* What is expected: What follows is a listing to be transcribed exactly.

# Start of Excerpted records

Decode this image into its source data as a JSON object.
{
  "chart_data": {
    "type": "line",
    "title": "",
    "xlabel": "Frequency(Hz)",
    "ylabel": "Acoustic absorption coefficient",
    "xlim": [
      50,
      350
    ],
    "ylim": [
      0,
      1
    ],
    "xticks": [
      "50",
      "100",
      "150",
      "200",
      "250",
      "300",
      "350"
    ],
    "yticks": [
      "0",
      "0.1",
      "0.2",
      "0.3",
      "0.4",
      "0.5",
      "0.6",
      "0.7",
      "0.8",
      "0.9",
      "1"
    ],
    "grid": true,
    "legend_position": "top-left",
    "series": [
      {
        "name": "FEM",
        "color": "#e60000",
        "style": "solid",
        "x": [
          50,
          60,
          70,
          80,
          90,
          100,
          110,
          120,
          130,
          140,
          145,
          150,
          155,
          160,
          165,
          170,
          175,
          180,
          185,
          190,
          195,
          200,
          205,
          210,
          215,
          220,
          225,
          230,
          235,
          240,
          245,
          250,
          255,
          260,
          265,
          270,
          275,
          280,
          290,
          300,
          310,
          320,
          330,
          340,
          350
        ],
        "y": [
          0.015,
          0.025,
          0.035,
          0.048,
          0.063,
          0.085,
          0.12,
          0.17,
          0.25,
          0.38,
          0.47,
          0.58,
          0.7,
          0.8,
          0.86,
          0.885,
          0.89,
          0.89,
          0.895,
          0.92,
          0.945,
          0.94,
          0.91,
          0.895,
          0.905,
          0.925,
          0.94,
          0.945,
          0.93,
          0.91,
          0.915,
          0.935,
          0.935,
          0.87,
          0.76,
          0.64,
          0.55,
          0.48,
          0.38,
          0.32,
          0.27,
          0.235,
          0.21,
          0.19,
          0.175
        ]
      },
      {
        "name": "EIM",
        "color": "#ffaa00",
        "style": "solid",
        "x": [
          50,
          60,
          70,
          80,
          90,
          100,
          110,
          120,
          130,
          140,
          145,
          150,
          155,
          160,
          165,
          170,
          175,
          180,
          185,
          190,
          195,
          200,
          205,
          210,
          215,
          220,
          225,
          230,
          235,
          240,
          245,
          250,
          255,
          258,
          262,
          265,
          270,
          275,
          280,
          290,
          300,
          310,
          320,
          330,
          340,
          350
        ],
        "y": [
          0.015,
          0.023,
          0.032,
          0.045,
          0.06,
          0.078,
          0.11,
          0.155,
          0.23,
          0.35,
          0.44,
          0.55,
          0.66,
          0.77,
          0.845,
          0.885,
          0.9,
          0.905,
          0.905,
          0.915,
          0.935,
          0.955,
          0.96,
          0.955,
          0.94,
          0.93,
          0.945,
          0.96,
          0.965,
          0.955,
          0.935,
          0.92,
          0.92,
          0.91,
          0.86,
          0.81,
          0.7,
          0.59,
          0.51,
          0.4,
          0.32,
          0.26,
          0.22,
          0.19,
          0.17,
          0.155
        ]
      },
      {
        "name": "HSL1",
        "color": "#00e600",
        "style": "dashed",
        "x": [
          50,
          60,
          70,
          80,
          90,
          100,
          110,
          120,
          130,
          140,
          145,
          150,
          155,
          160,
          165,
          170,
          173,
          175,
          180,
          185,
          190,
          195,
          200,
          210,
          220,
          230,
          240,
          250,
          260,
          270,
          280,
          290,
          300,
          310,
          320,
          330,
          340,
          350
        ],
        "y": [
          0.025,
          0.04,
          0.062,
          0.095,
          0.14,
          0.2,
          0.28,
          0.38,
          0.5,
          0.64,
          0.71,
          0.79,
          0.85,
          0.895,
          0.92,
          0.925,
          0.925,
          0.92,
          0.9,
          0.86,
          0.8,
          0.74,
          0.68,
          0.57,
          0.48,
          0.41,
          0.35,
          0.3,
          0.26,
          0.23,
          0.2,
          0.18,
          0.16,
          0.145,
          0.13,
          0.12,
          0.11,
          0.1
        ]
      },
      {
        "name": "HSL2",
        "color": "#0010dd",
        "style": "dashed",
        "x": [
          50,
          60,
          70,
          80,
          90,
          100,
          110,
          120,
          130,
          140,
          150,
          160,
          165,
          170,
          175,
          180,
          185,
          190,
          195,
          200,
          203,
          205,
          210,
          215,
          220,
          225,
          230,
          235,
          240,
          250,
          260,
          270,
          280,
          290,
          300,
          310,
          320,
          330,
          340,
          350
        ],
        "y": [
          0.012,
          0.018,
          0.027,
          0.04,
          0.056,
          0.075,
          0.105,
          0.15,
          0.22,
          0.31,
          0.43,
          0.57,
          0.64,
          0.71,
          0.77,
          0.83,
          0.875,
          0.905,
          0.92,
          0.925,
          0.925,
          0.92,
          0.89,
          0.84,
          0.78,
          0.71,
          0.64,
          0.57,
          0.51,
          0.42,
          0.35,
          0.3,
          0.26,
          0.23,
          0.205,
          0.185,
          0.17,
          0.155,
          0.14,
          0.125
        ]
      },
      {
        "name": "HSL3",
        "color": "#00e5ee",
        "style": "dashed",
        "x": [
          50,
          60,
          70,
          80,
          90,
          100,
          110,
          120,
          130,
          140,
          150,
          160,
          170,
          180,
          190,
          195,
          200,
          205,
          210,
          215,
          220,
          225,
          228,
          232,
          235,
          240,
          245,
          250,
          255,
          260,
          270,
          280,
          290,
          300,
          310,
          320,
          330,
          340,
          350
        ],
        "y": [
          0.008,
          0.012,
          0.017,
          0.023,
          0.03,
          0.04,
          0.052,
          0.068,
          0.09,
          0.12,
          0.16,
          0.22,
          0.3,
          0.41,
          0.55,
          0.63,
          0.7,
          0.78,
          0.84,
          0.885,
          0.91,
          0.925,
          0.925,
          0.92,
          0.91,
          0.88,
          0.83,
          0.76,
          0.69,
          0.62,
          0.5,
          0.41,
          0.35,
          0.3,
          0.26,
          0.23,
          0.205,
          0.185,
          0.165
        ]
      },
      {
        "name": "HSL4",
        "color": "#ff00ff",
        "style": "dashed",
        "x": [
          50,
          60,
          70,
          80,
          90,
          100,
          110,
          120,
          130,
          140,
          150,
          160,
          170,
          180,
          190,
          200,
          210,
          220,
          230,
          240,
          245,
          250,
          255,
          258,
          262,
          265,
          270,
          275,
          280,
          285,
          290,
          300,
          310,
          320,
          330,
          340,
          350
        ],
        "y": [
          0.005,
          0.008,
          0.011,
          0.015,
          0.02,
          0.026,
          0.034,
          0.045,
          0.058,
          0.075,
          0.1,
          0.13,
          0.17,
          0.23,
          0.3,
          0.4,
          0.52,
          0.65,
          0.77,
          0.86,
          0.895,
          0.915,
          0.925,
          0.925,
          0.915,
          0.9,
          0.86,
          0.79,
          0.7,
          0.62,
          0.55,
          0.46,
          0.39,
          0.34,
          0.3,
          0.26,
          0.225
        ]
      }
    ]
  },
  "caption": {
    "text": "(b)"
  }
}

# End of Excerpted records

* Solution:
Decode this image into its source data as a JSON object.
{
  "chart_data": {
    "type": "line",
    "title": "",
    "xlabel": "Frequency(Hz)",
    "ylabel": "Acoustic absorption coefficient",
    "xlim": [
      50,
      350
    ],
    "ylim": [
      0,
      1
    ],
    "xticks": [
      "50",
      "100",
      "150",
      "200",
      "250",
      "300",
      "350"
    ],
    "yticks": [
      "0",
      "0.1",
      "0.2",
      "0.3",
      "0.4",
      "0.5",
      "0.6",
      "0.7",
      "0.8",
      "0.9",
      "1"
    ],
    "grid": true,
    "legend_position": "top-left",
    "series": [
      {
        "name": "FEM",
        "color": "#e60000",
        "style": "solid",
        "x": [
          50,
          60,
          70,
          80,
          90,
          100,
          110,
          120,
          130,
          140,
          145,
          150,
          155,
          160,
          165,
          170,
          175,
          180,
          185,
          190,
          195,
          200,
          205,
          210,
          215,
          220,
          225,
          230,
          235,
          240,
          245,
          250,
          255,
          260,
          265,
          270,
          275,
          280,
          290,
          300,
          310,
          320,
          330,
          340,
          350
        ],
        "y": [
          0.015,
          0.025,
          0.035,
          0.048,
          0.063,
          0.085,
          0.12,
          0.17,
          0.25,
          0.38,
          0.47,
          0.58,
          0.7,
          0.8,
          0.86,
          0.885,
          0.89,
          0.89,
          0.895,
          0.92,
          0.945,
          0.94,
          0.91,
          0.895,
          0.905,
          0.925,
          0.94,
          0.945,
          0.93,
          0.91,
          0.915,
          0.935,
          0.935,
          0.87,
          0.76,
          0.64,
          0.55,
          0.48,
          0.38,
          0.32,
          0.27,
          0.235,
          0.21,
          0.19,
          0.175
        ]
      },
      {
        "name": "EIM",
        "color": "#ffaa00",
        "style": "solid",
        "x": [
          50,
          60,
          70,
          80,
          90,
          100,
          110,
          120,
          130,
          140,
          145,
          150,
          155,
          160,
          165,
          170,
          175,
          180,
          185,
          190,
          195,
          200,
          205,
          210,
          215,
          220,
          225,
          230,
          235,
          240,
          245,
          250,
          255,
          258,
          262,
          265,
          270,
          275,
          280,
          290,
          300,
          310,
          320,
          330,
          340,
          350
        ],
        "y": [
          0.015,
          0.023,
          0.032,
          0.045,
          0.06,
          0.078,
          0.11,
          0.155,
          0.23,
          0.35,
          0.44,
          0.55,
          0.66,
          0.77,
          0.845,
          0.885,
          0.9,
          0.905,
          0.905,
          0.915,
          0.935,
          0.955,
          0.96,
          0.955,
          0.94,
          0.93,
          0.945,
          0.96,
          0.965,
          0.955,
          0.935,
          0.92,
          0.92,
          0.91,
          0.86,
          0.81,
          0.7,
          0.59,
          0.51,
          0.4,
          0.32,
          0.26,
          0.22,
          0.19,
          0.17,
          0.155
        ]
      },
      {
        "name": "HSL1",
        "color": "#00e600",
        "style": "dashed",
        "x": [
          50,
          60,
          70,
          80,
          90,
          100,
          110,
          120,
          130,
          140,
          145,
          150,
          155,
          160,
          165,
          170,
          173,
          175,
          180,
          185,
          190,
          195,
          200,
          210,
          220,
          230,
          240,
          250,
          260,
          270,
          280,
          290,
          300,
          310,
          320,
          330,
          340,
          350
        ],
        "y": [
          0.025,
          0.04,
          0.062,
          0.095,
          0.14,
          0.2,
          0.28,
          0.38,
          0.5,
          0.64,
          0.71,
          0.79,
          0.85,
          0.895,
          0.92,
          0.925,
          0.925,
          0.92,
          0.9,
          0.86,
          0.8,
          0.74,
          0.68,
          0.57,
          0.48,
          0.41,
          0.35,
          0.3,
          0.26,
          0.23,
          0.2,
          0.18,
          0.16,
          0.145,
          0.13,
          0.12,
          0.11,
          0.1
        ]
      },
      {
        "name": "HSL2",
        "color": "#0010dd",
        "style": "dashed",
        "x": [
          50,
          60,
          70,
          80,
          90,
          100,
          110,
          120,
          130,
          140,
          150,
          160,
          165,
          170,
          175,
          180,
          185,
          190,
          195,
          200,
          203,
          205,
          210,
          215,
          220,
          225,
          230,
          235,
          240,
          250,
          260,
          270,
          280,
          290,
          300,
          310,
          320,
          330,
          340,
          350
        ],
        "y": [
          0.012,
          0.018,
          0.027,
          0.04,
          0.056,
          0.075,
          0.105,
          0.15,
          0.22,
          0.31,
          0.43,
          0.57,
          0.64,
          0.71,
          0.77,
          0.83,
          0.875,
          0.905,
          0.92,
          0.925,
          0.925,
          0.92,
          0.89,
          0.84,
          0.78,
          0.71,
          0.64,
          0.57,
          0.51,
          0.42,
          0.35,
          0.3,
          0.26,
          0.23,
          0.205,
          0.185,
          0.17,
          0.155,
          0.14,
          0.125
        ]
      },
      {
        "name": "HSL3",
        "color": "#00e5ee",
        "style": "dashed",
        "x": [
          50,
          60,
          70,
          80,
          90,
          100,
          110,
          120,
          130,
          140,
          150,
          160,
          170,
          180,
          190,
          195,
          200,
          205,
          210,
          215,
          220,
          225,
          228,
          232,
          235,
          240,
          245,
          250,
          255,
          260,
          270,
          280,
          290,
          300,
          310,
          320,
          330,
          340,
          350
        ],
        "y": [
          0.008,
          0.012,
          0.017,
          0.023,
          0.03,
          0.04,
          0.052,
          0.068,
          0.09,
          0.12,
          0.16,
          0.22,
          0.3,
          0.41,
          0.55,
          0.63,
          0.7,
          0.78,
          0.84,
          0.885,
          0.91,
          0.925,
          0.925,
          0.92,
          0.91,
          0.88,
          0.83,
          0.76,
          0.69,
          0.62,
          0.5,
          0.41,
          0.35,
          0.3,
          0.26,
          0.23,
          0.205,
          0.185,
          0.165
        ]
      },
      {
        "name": "HSL4",
        "color": "#ff00ff",
        "style": "dashed",
        "x": [
          50,
          60,
          70,
          80,
          90,
          100,
          110,
          120,
          130,
          140,
          150,
          160,
          170,
          180,
          190,
          200,
          210,
          220,
          230,
          240,
          245,
          250,
          255,
          258,
          262,
          265,
          270,
          275,
          280,
          285,
          290,
          300,
          310,
          320,
          330,
          340,
          350
        ],
        "y": [
          0.005,
          0.008,
          0.011,
          0.015,
          0.02,
          0.026,
          0.034,
          0.045,
          0.058,
          0.075,
          0.1,
          0.13,
          0.17,
          0.23,
          0.3,
          0.4,
          0.52,
          0.65,
          0.77,
          0.86,
          0.895,
          0.915,
          0.925,
          0.925,
          0.915,
          0.9,
          0.86,
          0.79,
          0.7,
          0.62,
          0.55,
          0.46,
          0.39,
          0.34,
          0.3,
          0.26,
          0.225
        ]
      }
    ]
  },
  "caption": {
    "text": "(b)"
  }
}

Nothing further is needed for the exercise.